Source data start
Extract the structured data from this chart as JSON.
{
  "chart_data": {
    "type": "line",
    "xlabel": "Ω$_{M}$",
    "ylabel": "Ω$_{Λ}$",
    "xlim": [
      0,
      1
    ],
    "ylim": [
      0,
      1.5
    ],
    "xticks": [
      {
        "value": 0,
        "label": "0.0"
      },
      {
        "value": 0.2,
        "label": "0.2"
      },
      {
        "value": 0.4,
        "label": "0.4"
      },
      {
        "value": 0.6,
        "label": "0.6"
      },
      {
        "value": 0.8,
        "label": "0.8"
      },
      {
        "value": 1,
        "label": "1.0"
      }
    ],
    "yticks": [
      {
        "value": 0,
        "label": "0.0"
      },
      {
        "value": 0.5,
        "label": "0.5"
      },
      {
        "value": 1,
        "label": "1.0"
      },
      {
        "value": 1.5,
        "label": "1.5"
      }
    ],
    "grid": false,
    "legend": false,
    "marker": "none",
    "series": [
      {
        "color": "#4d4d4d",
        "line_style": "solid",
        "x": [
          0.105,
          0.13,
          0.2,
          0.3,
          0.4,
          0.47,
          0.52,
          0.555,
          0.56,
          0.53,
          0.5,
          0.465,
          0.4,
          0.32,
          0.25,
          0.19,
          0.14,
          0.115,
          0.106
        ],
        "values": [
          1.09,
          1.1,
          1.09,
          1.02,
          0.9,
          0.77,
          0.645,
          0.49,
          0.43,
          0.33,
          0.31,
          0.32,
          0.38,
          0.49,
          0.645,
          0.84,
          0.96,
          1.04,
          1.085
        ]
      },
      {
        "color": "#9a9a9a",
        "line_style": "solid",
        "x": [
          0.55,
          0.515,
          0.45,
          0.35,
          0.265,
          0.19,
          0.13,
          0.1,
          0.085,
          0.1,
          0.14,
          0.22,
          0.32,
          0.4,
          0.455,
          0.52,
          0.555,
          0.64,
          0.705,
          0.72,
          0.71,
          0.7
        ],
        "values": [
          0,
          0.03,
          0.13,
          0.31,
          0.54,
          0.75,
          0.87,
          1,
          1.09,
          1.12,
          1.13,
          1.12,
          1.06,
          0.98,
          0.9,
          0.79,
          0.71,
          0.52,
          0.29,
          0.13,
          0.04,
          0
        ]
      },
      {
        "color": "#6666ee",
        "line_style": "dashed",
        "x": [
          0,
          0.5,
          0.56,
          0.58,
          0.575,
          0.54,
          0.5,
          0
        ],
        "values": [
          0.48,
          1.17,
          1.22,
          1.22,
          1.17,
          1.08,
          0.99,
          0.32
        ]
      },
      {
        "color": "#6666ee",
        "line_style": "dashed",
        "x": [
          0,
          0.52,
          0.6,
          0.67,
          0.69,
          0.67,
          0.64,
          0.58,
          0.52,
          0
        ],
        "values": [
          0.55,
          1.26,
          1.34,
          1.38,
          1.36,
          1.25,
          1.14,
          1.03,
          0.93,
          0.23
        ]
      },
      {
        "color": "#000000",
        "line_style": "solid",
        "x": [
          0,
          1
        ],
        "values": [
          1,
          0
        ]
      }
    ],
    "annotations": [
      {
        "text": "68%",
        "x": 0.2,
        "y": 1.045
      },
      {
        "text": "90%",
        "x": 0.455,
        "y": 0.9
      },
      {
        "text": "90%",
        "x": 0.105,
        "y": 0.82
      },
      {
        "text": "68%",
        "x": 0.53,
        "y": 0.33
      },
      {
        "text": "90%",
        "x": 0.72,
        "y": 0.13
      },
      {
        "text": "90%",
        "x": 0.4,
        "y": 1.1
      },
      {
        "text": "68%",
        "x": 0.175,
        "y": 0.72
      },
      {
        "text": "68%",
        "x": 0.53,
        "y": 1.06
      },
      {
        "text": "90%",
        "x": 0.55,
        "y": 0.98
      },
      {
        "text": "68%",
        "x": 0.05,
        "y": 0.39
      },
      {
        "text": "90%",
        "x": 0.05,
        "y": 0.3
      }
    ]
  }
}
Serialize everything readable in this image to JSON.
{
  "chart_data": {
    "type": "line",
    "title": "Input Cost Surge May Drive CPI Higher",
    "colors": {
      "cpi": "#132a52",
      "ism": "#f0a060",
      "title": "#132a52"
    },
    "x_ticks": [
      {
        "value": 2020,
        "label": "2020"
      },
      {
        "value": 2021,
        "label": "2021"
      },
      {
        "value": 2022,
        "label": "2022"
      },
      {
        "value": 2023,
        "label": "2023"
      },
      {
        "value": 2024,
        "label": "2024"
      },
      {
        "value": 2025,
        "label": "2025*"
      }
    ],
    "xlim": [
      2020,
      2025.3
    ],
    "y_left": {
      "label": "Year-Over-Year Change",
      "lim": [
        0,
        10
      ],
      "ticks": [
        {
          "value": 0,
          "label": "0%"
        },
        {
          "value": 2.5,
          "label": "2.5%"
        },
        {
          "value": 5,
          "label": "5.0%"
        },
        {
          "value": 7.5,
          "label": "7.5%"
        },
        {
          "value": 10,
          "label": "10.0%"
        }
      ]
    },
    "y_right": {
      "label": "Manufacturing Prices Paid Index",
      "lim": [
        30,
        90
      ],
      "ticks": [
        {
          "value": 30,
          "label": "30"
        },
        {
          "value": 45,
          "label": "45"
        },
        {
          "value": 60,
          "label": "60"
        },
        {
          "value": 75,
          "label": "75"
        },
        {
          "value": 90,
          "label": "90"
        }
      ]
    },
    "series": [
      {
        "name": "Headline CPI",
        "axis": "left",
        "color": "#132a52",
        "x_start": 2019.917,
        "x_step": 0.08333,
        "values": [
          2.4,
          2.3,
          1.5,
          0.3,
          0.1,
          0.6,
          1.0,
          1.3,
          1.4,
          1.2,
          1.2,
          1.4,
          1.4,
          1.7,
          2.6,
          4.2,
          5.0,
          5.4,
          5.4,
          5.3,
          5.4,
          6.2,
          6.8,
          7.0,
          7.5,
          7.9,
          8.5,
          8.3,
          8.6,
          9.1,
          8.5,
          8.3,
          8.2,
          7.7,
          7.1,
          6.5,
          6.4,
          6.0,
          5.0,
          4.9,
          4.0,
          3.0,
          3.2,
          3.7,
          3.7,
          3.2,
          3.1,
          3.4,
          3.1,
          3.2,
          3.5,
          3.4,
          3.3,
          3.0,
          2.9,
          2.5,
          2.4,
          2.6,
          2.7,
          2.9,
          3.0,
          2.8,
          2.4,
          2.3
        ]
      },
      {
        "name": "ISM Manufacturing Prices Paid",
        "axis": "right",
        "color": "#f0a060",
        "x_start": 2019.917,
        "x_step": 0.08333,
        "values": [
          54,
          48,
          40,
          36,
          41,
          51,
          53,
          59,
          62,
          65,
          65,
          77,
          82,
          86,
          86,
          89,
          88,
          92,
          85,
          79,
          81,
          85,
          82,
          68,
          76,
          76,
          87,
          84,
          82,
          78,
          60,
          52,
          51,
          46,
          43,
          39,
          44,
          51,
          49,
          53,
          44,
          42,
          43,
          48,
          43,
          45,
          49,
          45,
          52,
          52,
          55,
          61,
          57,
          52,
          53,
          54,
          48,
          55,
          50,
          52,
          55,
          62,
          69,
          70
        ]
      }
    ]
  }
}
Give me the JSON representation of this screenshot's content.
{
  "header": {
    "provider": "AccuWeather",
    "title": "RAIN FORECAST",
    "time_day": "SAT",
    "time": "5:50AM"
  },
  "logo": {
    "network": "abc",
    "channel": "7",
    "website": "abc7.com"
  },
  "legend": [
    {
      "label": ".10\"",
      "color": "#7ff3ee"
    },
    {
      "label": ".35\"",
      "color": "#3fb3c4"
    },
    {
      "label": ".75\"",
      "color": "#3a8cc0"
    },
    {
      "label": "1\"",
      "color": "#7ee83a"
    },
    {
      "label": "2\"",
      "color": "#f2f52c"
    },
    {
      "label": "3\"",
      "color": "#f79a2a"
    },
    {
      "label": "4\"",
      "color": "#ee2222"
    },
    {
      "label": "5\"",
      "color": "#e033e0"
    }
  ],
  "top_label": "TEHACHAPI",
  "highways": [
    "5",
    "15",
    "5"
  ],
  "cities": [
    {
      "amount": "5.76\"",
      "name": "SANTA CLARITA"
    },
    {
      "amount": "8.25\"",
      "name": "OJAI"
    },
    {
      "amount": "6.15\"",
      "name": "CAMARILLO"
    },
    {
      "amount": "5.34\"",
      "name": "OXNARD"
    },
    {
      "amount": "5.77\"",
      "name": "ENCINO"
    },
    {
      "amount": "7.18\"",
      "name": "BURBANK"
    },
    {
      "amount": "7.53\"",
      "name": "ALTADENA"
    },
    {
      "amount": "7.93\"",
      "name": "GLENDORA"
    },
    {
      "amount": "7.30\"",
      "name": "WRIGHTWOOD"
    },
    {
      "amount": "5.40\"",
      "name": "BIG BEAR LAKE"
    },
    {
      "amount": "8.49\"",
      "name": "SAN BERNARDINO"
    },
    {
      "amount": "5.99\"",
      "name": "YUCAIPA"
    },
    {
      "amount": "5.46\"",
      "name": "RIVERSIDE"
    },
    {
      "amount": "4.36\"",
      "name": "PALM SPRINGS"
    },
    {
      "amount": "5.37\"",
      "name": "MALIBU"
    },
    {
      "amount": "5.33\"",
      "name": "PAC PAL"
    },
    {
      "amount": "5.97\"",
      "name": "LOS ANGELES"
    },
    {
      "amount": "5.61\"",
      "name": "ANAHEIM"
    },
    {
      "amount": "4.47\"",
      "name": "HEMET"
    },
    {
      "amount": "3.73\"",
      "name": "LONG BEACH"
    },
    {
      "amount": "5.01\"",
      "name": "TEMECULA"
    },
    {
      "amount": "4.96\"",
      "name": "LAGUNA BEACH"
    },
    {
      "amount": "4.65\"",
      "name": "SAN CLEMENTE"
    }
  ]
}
Source data end
* [To be done]:
Look through the entries above and report each line where the string "JSON" occurs.

* [Response to this exercise]:
Extract the structured data from this chart as JSON.
Serialize everything readable in this image to JSON.
Give me the JSON representation of this screenshot's content.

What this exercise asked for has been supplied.